WORK TO COMPLETE: Copy out each line featuring the string "хезмәтләргә" from the entries beneath.

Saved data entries
▬▬▬▬▬▬▬▬▬▬

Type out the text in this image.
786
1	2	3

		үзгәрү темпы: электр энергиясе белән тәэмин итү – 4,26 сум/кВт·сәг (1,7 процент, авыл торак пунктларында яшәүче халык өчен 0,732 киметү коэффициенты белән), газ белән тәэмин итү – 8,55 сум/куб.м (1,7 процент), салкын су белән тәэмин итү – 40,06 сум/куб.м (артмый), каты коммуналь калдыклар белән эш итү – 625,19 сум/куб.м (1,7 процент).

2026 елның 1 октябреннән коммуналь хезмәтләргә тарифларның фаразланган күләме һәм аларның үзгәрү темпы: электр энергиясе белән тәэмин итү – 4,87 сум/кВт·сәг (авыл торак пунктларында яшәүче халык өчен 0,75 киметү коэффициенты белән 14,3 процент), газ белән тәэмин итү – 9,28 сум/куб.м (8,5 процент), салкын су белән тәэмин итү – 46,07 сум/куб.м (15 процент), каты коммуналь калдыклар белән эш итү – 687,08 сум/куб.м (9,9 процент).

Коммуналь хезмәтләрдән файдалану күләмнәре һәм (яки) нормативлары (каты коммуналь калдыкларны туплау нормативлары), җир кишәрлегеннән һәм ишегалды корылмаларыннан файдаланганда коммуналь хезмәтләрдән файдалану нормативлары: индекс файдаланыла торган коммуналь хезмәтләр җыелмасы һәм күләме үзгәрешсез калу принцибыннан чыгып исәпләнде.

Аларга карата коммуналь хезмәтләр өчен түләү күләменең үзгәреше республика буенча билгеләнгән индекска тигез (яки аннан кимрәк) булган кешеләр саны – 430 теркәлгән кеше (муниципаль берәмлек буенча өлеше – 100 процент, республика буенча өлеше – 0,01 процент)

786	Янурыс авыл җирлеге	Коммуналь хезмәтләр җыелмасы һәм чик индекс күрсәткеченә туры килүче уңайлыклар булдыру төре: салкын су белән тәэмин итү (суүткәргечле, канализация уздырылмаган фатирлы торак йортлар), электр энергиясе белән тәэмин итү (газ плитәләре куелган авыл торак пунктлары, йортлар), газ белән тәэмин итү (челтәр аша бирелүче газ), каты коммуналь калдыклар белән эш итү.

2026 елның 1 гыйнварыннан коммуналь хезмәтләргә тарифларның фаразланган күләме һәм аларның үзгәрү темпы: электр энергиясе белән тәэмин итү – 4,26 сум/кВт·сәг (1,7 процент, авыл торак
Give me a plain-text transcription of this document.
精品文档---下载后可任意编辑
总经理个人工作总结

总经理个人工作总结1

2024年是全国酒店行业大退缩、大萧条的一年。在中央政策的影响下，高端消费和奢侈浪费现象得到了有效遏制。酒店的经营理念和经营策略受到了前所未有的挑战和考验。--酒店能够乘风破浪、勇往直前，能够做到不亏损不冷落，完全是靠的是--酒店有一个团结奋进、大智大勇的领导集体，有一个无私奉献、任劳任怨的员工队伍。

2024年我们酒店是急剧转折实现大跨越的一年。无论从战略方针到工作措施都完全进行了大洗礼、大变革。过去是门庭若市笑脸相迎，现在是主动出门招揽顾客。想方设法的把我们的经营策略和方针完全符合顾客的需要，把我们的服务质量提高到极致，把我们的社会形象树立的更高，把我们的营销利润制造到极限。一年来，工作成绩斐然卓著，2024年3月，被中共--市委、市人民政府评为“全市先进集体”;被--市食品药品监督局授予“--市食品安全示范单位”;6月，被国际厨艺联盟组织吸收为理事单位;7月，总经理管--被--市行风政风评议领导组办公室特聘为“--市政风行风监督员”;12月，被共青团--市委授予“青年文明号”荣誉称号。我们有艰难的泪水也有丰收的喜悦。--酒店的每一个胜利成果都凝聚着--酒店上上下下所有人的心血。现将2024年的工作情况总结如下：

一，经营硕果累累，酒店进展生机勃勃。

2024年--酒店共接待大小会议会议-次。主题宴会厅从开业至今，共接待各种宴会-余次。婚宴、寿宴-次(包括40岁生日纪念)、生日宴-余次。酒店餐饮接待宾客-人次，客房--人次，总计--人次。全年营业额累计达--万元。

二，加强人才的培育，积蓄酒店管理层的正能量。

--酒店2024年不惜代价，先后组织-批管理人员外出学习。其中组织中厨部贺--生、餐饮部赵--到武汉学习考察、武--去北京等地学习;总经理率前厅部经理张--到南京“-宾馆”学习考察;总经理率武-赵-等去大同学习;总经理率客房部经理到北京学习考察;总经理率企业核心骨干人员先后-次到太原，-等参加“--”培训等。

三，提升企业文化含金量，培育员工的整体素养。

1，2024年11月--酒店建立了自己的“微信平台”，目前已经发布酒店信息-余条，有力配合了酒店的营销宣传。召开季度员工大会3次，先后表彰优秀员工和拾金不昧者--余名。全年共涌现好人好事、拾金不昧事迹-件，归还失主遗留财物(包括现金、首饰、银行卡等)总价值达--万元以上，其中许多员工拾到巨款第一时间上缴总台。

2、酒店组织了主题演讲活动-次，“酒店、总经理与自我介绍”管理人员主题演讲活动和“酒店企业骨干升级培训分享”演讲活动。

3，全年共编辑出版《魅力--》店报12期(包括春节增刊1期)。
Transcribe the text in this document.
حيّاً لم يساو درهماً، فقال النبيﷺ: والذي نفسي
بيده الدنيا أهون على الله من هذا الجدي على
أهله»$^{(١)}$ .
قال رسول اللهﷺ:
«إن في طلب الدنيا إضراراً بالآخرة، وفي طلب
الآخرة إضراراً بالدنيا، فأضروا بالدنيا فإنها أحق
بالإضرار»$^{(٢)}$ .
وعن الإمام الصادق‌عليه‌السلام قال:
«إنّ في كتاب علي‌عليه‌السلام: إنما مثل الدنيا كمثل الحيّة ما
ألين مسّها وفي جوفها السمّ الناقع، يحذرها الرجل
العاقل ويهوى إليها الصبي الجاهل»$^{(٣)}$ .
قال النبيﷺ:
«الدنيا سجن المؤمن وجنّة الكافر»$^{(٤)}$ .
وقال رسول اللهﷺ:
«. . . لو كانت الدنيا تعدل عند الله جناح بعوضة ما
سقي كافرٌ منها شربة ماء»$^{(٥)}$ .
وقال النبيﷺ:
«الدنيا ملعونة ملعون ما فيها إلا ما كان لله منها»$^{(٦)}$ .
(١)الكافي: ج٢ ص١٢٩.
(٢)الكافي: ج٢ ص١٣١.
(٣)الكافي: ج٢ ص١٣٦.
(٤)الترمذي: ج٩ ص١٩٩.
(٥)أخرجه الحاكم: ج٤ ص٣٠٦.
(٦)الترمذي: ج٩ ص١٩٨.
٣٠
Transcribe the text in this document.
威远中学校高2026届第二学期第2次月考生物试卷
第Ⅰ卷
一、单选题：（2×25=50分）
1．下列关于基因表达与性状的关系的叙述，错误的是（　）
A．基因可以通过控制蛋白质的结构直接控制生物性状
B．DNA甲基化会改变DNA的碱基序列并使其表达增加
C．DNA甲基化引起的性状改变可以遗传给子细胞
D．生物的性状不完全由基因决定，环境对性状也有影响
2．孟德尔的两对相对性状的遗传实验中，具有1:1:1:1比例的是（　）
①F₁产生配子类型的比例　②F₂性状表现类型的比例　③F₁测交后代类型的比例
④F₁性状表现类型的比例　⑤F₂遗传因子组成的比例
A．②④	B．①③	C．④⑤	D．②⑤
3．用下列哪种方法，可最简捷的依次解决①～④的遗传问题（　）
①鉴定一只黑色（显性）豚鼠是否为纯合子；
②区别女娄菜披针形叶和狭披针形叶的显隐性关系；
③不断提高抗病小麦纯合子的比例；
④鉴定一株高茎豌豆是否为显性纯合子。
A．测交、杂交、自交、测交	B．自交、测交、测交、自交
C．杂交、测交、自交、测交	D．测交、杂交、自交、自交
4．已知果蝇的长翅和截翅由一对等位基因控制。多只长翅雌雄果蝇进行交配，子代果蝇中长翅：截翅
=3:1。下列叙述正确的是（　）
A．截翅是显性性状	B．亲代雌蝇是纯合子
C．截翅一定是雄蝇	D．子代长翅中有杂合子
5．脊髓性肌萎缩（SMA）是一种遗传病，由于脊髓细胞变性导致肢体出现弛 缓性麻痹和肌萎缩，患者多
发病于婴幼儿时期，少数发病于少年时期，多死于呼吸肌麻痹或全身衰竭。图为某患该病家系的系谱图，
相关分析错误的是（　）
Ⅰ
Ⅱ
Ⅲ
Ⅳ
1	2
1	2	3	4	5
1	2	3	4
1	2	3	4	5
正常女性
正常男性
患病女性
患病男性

▬▬▬▬▬▬▬▬▬▬

ANSWER TO THIS TASK:
2026 елның 1 октябреннән коммуналь хезмәтләргә тарифларның фаразланган күләме һәм аларның үзгәрү темпы: электр энергиясе белән тәэмин итү – 4,87 сум/кВт·сәг (авыл торак пунктларында яшәүче халык өчен 0,75 киметү коэффициенты белән 14,3 процент), газ белән тәэмин итү – 9,28 сум/куб.м (8,5 процент), салкын су белән тәэмин итү – 46,07 сум/куб.м (15 процент), каты коммуналь калдыклар белән эш итү – 687,08 сум/куб.м (9,9 процент).
2026 елның 1 гыйнварыннан коммуналь хезмәтләргә тарифларның фаразланган күләме һәм аларның үзгәрү темпы: электр энергиясе белән тәэмин итү – 4,26 сум/кВт·сәг (1,7 процент, авыл торак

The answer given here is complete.